### Data section
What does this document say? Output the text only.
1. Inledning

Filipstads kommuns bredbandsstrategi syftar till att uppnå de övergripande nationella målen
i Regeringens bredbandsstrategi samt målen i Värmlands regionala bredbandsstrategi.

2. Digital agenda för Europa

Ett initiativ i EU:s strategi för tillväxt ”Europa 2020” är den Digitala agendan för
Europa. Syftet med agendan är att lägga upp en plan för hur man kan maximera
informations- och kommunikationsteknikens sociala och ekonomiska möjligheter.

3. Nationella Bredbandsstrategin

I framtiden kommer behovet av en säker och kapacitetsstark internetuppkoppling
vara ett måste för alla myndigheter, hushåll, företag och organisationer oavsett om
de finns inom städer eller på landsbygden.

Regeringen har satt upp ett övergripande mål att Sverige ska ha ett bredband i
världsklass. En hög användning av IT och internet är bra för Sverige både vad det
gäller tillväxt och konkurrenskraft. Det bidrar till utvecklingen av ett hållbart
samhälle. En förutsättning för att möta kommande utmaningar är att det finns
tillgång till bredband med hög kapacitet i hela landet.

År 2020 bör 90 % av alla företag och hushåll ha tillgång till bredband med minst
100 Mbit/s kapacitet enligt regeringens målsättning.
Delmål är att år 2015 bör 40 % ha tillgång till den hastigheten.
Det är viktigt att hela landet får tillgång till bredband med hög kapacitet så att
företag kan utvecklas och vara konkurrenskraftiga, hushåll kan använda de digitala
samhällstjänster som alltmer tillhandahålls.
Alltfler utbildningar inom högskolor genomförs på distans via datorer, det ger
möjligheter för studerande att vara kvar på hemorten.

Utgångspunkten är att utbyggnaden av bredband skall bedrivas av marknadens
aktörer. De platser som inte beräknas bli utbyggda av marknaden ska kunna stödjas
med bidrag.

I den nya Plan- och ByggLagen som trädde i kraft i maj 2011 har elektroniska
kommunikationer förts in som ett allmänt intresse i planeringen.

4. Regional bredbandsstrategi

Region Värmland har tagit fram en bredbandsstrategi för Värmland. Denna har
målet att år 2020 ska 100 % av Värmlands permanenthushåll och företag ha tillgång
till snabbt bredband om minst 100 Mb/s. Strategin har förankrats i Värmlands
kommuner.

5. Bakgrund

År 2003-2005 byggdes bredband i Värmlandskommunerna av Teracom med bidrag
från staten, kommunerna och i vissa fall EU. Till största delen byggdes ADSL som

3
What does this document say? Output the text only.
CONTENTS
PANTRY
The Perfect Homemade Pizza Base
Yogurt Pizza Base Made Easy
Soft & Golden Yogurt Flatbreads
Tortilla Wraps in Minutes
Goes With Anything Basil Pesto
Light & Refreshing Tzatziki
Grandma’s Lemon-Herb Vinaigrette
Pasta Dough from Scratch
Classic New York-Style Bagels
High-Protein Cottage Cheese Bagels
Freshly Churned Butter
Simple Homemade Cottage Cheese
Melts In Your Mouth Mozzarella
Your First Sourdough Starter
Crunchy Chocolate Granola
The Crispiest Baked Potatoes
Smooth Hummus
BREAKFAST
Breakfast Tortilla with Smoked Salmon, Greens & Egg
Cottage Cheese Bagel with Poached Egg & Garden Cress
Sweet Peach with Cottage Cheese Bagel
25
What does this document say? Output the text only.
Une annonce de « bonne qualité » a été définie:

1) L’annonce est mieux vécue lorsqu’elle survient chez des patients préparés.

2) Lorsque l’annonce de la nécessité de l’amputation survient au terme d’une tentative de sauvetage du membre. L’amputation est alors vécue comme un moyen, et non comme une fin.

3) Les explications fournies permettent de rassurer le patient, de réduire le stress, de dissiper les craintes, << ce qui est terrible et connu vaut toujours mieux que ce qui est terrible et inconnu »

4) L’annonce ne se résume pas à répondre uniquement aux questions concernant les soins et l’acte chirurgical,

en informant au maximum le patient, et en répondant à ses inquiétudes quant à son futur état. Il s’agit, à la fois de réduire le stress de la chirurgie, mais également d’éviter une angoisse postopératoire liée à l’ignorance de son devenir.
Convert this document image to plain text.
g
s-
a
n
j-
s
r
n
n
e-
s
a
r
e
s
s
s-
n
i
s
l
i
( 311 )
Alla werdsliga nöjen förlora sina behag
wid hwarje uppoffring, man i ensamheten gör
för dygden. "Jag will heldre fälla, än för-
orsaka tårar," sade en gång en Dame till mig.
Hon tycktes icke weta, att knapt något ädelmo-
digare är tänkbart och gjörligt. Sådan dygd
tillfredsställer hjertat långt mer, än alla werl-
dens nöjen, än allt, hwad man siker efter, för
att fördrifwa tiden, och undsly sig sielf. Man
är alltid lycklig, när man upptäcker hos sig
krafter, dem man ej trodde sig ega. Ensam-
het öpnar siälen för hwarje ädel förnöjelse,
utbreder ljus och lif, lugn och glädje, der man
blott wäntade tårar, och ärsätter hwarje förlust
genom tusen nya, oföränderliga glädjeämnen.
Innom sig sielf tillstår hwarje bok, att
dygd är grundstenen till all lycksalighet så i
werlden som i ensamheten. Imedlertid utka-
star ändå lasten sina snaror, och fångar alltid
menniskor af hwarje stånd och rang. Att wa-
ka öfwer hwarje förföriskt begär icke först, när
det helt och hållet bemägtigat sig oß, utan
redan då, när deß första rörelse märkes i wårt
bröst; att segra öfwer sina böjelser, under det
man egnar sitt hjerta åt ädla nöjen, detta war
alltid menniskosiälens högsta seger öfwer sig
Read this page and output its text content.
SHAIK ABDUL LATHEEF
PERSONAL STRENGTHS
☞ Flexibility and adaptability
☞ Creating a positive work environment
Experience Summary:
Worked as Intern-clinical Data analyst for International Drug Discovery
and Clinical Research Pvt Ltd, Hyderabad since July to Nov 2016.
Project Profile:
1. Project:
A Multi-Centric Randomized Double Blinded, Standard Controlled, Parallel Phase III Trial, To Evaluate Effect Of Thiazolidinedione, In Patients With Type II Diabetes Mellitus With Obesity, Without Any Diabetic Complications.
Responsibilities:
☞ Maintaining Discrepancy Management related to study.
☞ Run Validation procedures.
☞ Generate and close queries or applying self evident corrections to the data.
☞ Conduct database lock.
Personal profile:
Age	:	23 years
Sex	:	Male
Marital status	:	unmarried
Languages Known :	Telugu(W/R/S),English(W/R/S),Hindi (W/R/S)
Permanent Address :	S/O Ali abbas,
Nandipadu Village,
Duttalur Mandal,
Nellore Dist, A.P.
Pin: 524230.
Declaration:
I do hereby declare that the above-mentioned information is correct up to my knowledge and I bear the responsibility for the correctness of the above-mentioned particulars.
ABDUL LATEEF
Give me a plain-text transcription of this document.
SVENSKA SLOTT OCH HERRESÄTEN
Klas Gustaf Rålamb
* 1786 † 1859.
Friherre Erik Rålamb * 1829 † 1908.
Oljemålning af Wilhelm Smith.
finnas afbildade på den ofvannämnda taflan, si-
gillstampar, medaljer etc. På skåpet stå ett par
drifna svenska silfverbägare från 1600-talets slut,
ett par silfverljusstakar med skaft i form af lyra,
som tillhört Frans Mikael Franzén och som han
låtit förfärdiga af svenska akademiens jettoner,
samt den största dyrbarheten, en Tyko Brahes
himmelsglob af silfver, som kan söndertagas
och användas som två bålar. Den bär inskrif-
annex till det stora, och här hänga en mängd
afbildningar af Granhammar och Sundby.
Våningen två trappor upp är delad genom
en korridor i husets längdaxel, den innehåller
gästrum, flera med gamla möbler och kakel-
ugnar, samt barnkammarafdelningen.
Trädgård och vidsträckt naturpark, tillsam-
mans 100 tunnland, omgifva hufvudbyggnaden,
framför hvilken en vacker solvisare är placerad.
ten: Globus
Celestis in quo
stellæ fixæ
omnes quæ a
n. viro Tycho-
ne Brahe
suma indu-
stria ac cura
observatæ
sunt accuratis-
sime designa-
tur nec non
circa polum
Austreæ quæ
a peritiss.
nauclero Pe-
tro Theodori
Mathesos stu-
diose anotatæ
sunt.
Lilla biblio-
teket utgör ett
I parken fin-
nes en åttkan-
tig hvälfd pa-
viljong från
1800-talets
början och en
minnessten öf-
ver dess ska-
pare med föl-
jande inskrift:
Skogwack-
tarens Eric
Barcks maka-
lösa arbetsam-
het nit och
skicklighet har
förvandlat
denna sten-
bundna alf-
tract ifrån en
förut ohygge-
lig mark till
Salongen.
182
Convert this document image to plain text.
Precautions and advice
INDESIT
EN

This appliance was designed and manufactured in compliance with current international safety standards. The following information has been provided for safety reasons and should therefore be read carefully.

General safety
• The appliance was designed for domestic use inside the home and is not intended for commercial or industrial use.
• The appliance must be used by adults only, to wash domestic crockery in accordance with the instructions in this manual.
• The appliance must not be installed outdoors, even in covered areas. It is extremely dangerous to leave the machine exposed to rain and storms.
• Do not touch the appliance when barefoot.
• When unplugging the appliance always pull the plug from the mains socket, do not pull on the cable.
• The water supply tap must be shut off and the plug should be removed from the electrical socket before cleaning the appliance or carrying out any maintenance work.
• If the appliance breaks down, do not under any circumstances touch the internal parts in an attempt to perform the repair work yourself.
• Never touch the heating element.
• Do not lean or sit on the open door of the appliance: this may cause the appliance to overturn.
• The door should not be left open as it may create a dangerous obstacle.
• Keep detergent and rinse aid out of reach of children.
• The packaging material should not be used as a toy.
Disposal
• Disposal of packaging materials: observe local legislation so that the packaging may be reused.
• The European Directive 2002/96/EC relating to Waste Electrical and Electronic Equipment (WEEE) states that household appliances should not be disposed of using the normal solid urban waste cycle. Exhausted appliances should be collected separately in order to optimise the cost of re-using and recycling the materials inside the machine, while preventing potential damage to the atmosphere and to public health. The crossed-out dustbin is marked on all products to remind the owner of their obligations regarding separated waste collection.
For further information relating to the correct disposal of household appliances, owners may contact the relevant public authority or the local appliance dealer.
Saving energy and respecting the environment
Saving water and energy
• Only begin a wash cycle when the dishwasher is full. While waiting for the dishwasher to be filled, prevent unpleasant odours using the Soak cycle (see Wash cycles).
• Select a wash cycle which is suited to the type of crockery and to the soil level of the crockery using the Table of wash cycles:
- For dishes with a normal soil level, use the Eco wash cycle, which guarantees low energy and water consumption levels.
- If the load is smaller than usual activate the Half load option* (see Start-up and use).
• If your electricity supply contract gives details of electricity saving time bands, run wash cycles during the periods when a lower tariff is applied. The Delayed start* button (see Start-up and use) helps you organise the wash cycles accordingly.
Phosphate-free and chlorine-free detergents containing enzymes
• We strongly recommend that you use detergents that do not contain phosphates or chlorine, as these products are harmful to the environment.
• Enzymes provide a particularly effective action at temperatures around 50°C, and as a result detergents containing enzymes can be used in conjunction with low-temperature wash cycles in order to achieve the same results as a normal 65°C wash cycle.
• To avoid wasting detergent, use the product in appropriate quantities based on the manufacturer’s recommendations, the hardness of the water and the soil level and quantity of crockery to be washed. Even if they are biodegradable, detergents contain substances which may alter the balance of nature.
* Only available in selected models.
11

### Exercise brief
Look through the material above for the string "Bagels" and copy each line that has it.

### Solution to the exercise
Classic New York-Style Bagels
High-Protein Cottage Cheese Bagels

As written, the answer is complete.